> **GIVEN PROBLEM**: Write out every record in full, exactly as written, please.
------------------------------------------------------------
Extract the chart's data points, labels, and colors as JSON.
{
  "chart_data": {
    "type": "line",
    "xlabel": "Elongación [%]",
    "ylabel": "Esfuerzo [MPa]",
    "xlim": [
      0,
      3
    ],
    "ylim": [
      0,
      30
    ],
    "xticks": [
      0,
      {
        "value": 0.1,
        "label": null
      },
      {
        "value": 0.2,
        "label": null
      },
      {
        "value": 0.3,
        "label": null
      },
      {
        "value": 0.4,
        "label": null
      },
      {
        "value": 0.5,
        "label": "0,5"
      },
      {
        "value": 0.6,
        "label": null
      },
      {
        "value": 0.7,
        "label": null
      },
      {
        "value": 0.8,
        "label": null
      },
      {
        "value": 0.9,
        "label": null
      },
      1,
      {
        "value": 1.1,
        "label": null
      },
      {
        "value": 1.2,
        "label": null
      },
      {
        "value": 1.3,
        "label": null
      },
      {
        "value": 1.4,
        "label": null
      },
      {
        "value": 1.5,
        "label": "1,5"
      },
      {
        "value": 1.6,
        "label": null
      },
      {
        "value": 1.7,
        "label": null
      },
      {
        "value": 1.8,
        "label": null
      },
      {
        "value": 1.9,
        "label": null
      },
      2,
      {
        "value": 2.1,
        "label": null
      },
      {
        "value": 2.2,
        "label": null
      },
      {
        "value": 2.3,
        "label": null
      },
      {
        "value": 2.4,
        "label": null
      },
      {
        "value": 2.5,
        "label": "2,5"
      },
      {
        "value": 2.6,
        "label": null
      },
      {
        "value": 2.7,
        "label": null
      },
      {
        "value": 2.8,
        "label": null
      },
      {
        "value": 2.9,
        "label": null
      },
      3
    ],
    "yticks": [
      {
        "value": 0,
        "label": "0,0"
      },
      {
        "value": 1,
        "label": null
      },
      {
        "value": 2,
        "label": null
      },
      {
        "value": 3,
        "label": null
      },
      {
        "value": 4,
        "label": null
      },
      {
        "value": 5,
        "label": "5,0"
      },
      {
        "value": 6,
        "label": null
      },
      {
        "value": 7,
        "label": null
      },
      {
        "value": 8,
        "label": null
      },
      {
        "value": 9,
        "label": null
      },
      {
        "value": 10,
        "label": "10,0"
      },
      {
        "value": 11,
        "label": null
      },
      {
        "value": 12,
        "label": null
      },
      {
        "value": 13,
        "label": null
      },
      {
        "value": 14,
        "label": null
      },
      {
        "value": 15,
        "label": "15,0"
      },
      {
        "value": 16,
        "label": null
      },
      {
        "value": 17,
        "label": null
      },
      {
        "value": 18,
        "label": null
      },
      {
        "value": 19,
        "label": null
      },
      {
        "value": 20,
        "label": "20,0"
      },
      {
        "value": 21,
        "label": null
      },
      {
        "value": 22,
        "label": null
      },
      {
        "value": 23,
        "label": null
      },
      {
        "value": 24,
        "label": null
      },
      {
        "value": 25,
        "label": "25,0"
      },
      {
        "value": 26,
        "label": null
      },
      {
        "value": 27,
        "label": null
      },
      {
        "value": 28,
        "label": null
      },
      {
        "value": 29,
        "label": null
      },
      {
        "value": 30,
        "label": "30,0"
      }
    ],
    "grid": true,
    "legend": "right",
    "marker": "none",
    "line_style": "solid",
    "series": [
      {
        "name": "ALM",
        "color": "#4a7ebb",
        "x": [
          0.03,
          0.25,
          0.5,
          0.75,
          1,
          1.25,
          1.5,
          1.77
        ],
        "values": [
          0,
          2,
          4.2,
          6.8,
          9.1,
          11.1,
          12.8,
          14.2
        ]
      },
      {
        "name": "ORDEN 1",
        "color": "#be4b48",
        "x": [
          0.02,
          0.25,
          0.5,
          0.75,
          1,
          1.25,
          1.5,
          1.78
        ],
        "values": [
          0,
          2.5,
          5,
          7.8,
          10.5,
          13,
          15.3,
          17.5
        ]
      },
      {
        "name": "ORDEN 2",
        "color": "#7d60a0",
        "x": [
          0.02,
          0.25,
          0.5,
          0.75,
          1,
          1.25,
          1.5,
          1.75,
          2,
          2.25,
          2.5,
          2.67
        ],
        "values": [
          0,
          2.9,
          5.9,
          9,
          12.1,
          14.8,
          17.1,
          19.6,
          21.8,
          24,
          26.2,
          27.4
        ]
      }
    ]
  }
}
------------------------------------------------------------
> **THE OUTPUT**:
Extract the chart's data points, labels, and colors as JSON.
{
  "chart_data": {
    "type": "line",
    "xlabel": "Elongación [%]",
    "ylabel": "Esfuerzo [MPa]",
    "xlim": [
      0,
      3
    ],
    "ylim": [
      0,
      30
    ],
    "xticks": [
      0,
      {
        "value": 0.1,
        "label": null
      },
      {
        "value": 0.2,
        "label": null
      },
      {
        "value": 0.3,
        "label": null
      },
      {
        "value": 0.4,
        "label": null
      },
      {
        "value": 0.5,
        "label": "0,5"
      },
      {
        "value": 0.6,
        "label": null
      },
      {
        "value": 0.7,
        "label": null
      },
      {
        "value": 0.8,
        "label": null
      },
      {
        "value": 0.9,
        "label": null
      },
      1,
      {
        "value": 1.1,
        "label": null
      },
      {
        "value": 1.2,
        "label": null
      },
      {
        "value": 1.3,
        "label": null
      },
      {
        "value": 1.4,
        "label": null
      },
      {
        "value": 1.5,
        "label": "1,5"
      },
      {
        "value": 1.6,
        "label": null
      },
      {
        "value": 1.7,
        "label": null
      },
      {
        "value": 1.8,
        "label": null
      },
      {
        "value": 1.9,
        "label": null
      },
      2,
      {
        "value": 2.1,
        "label": null
      },
      {
        "value": 2.2,
        "label": null
      },
      {
        "value": 2.3,
        "label": null
      },
      {
        "value": 2.4,
        "label": null
      },
      {
        "value": 2.5,
        "label": "2,5"
      },
      {
        "value": 2.6,
        "label": null
      },
      {
        "value": 2.7,
        "label": null
      },
      {
        "value": 2.8,
        "label": null
      },
      {
        "value": 2.9,
        "label": null
      },
      3
    ],
    "yticks": [
      {
        "value": 0,
        "label": "0,0"
      },
      {
        "value": 1,
        "label": null
      },
      {
        "value": 2,
        "label": null
      },
      {
        "value": 3,
        "label": null
      },
      {
        "value": 4,
        "label": null
      },
      {
        "value": 5,
        "label": "5,0"
      },
      {
        "value": 6,
        "label": null
      },
      {
        "value": 7,
        "label": null
      },
      {
        "value": 8,
        "label": null
      },
      {
        "value": 9,
        "label": null
      },
      {
        "value": 10,
        "label": "10,0"
      },
      {
        "value": 11,
        "label": null
      },
      {
        "value": 12,
        "label": null
      },
      {
        "value": 13,
        "label": null
      },
      {
        "value": 14,
        "label": null
      },
      {
        "value": 15,
        "label": "15,0"
      },
      {
        "value": 16,
        "label": null
      },
      {
        "value": 17,
        "label": null
      },
      {
        "value": 18,
        "label": null
      },
      {
        "value": 19,
        "label": null
      },
      {
        "value": 20,
        "label": "20,0"
      },
      {
        "value": 21,
        "label": null
      },
      {
        "value": 22,
        "label": null
      },
      {
        "value": 23,
        "label": null
      },
      {
        "value": 24,
        "label": null
      },
      {
        "value": 25,
        "label": "25,0"
      },
      {
        "value": 26,
        "label": null
      },
      {
        "value": 27,
        "label": null
      },
      {
        "value": 28,
        "label": null
      },
      {
        "value": 29,
        "label": null
      },
      {
        "value": 30,
        "label": "30,0"
      }
    ],
    "grid": true,
    "legend": "right",
    "marker": "none",
    "line_style": "solid",
    "series": [
      {
        "name": "ALM",
        "color": "#4a7ebb",
        "x": [
          0.03,
          0.25,
          0.5,
          0.75,
          1,
          1.25,
          1.5,
          1.77
        ],
        "values": [
          0,
          2,
          4.2,
          6.8,
          9.1,
          11.1,
          12.8,
          14.2
        ]
      },
      {
        "name": "ORDEN 1",
        "color": "#be4b48",
        "x": [
          0.02,
          0.25,
          0.5,
          0.75,
          1,
          1.25,
          1.5,
          1.78
        ],
        "values": [
          0,
          2.5,
          5,
          7.8,
          10.5,
          13,
          15.3,
          17.5
        ]
      },
      {
        "name": "ORDEN 2",
        "color": "#7d60a0",
        "x": [
          0.02,
          0.25,
          0.5,
          0.75,
          1,
          1.25,
          1.5,
          1.75,
          2,
          2.25,
          2.5,
          2.67
        ],
        "values": [
          0,
          2.9,
          5.9,
          9,
          12.1,
          14.8,
          17.1,
          19.6,
          21.8,
          24,
          26.2,
          27.4
        ]
      }
    ]
  }
}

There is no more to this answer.